● Task: Pull out every line in the data that has the string "อสำน" in it.

● A run of records:
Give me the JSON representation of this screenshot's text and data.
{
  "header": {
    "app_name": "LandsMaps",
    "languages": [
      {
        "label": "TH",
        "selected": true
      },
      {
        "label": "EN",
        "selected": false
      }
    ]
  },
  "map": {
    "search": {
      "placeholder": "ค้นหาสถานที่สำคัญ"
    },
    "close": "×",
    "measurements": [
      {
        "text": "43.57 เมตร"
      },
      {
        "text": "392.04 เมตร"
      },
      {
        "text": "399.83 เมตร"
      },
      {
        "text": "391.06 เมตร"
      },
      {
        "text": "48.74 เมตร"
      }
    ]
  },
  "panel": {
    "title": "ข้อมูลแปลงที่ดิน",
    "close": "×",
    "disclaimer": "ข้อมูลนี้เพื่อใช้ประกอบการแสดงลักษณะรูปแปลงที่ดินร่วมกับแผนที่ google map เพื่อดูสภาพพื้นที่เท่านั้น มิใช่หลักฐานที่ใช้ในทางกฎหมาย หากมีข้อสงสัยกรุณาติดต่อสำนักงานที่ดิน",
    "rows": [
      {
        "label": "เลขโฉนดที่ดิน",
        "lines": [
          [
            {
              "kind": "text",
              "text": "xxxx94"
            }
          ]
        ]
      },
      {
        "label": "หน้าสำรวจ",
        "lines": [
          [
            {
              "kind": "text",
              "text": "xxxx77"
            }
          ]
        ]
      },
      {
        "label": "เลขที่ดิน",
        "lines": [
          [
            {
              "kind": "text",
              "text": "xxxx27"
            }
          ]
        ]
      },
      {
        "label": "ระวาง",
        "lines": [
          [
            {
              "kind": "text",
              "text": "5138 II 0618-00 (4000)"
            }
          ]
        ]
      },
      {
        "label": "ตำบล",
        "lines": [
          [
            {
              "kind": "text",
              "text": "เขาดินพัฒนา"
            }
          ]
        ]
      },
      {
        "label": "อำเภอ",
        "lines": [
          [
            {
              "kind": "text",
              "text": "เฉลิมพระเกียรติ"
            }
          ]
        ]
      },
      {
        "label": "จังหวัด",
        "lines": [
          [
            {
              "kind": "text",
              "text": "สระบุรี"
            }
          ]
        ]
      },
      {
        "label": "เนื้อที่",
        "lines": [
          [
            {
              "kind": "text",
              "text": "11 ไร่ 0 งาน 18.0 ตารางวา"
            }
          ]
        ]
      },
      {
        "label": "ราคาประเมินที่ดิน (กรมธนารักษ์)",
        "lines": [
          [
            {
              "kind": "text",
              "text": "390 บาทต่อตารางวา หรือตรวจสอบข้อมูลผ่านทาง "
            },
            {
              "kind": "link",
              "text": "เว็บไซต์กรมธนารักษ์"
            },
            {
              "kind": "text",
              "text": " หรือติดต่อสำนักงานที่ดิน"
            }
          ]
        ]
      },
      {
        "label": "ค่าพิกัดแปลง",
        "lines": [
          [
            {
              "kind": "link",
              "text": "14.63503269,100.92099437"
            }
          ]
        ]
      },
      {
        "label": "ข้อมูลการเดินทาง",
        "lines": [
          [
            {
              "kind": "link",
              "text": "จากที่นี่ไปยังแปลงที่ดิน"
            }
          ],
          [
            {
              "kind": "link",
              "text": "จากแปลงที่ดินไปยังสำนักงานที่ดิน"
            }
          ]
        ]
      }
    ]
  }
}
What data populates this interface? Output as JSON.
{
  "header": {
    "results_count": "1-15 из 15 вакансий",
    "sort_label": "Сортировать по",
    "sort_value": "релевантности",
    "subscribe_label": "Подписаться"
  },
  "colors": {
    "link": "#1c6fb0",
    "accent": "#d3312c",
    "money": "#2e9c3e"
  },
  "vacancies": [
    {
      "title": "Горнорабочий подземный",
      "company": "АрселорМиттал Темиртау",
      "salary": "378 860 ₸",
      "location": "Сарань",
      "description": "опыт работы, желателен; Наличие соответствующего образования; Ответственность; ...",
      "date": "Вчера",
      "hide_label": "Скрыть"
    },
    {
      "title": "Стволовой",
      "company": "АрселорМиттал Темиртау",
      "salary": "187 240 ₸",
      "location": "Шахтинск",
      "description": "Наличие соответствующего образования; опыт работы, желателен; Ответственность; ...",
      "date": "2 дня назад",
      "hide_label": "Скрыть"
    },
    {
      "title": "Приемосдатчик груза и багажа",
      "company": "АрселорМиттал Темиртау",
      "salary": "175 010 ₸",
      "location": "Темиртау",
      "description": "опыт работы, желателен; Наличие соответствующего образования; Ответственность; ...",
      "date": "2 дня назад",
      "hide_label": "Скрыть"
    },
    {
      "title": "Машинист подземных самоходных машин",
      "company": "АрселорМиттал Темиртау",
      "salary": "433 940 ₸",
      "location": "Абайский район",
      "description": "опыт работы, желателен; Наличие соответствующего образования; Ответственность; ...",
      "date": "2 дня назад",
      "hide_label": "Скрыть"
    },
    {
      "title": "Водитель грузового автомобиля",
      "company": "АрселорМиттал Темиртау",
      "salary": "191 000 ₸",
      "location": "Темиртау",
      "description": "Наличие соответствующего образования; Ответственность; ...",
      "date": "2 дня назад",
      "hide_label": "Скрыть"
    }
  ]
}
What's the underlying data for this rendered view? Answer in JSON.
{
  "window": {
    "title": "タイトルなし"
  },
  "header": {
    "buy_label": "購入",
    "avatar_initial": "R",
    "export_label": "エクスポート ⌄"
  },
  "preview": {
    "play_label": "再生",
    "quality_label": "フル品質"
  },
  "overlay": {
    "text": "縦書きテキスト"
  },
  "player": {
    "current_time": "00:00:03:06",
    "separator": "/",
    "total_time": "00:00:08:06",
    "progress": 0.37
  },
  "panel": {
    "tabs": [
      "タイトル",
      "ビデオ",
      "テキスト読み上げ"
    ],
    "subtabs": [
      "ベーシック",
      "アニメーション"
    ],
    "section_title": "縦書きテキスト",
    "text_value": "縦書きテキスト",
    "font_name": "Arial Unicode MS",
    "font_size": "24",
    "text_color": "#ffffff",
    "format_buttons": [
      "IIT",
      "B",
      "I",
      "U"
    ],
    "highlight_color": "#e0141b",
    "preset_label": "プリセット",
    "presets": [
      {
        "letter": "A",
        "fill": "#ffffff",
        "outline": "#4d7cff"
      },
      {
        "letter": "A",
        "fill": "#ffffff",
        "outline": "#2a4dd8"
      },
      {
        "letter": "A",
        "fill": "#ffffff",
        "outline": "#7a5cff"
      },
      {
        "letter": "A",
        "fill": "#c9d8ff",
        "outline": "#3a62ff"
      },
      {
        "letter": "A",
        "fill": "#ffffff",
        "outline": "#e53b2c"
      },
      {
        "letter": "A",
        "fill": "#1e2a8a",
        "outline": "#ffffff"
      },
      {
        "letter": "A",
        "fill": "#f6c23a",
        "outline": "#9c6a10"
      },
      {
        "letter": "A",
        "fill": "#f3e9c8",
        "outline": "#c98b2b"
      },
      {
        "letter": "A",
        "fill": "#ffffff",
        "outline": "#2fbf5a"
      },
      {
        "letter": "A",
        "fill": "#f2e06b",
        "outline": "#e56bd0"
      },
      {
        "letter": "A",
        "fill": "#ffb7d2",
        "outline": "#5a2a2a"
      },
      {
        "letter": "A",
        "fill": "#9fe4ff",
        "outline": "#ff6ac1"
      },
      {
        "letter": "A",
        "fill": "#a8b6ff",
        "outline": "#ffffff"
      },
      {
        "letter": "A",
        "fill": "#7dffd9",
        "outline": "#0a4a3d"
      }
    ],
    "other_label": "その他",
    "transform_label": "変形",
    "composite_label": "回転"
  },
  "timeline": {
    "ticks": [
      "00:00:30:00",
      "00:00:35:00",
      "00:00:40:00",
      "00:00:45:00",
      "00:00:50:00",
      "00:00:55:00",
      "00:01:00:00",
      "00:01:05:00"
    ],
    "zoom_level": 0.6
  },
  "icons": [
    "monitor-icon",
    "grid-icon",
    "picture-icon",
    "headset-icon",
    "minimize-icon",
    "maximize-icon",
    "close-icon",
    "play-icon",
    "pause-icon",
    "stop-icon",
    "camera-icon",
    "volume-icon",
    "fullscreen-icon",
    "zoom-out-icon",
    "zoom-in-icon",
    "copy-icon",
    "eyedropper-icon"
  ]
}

● Solution for this exercise:
    "disclaimer": "ข้อมูลนี้เพื่อใช้ประกอบการแสดงลักษณะรูปแปลงที่ดินร่วมกับแผนที่ google map เพื่อดูสภาพพื้นที่เท่านั้น มิใช่หลักฐานที่ใช้ในทางกฎหมาย หากมีข้อสงสัยกรุณาติดต่อสำนักงานที่ดิน",
              "text": " หรือติดต่อสำนักงานที่ดิน"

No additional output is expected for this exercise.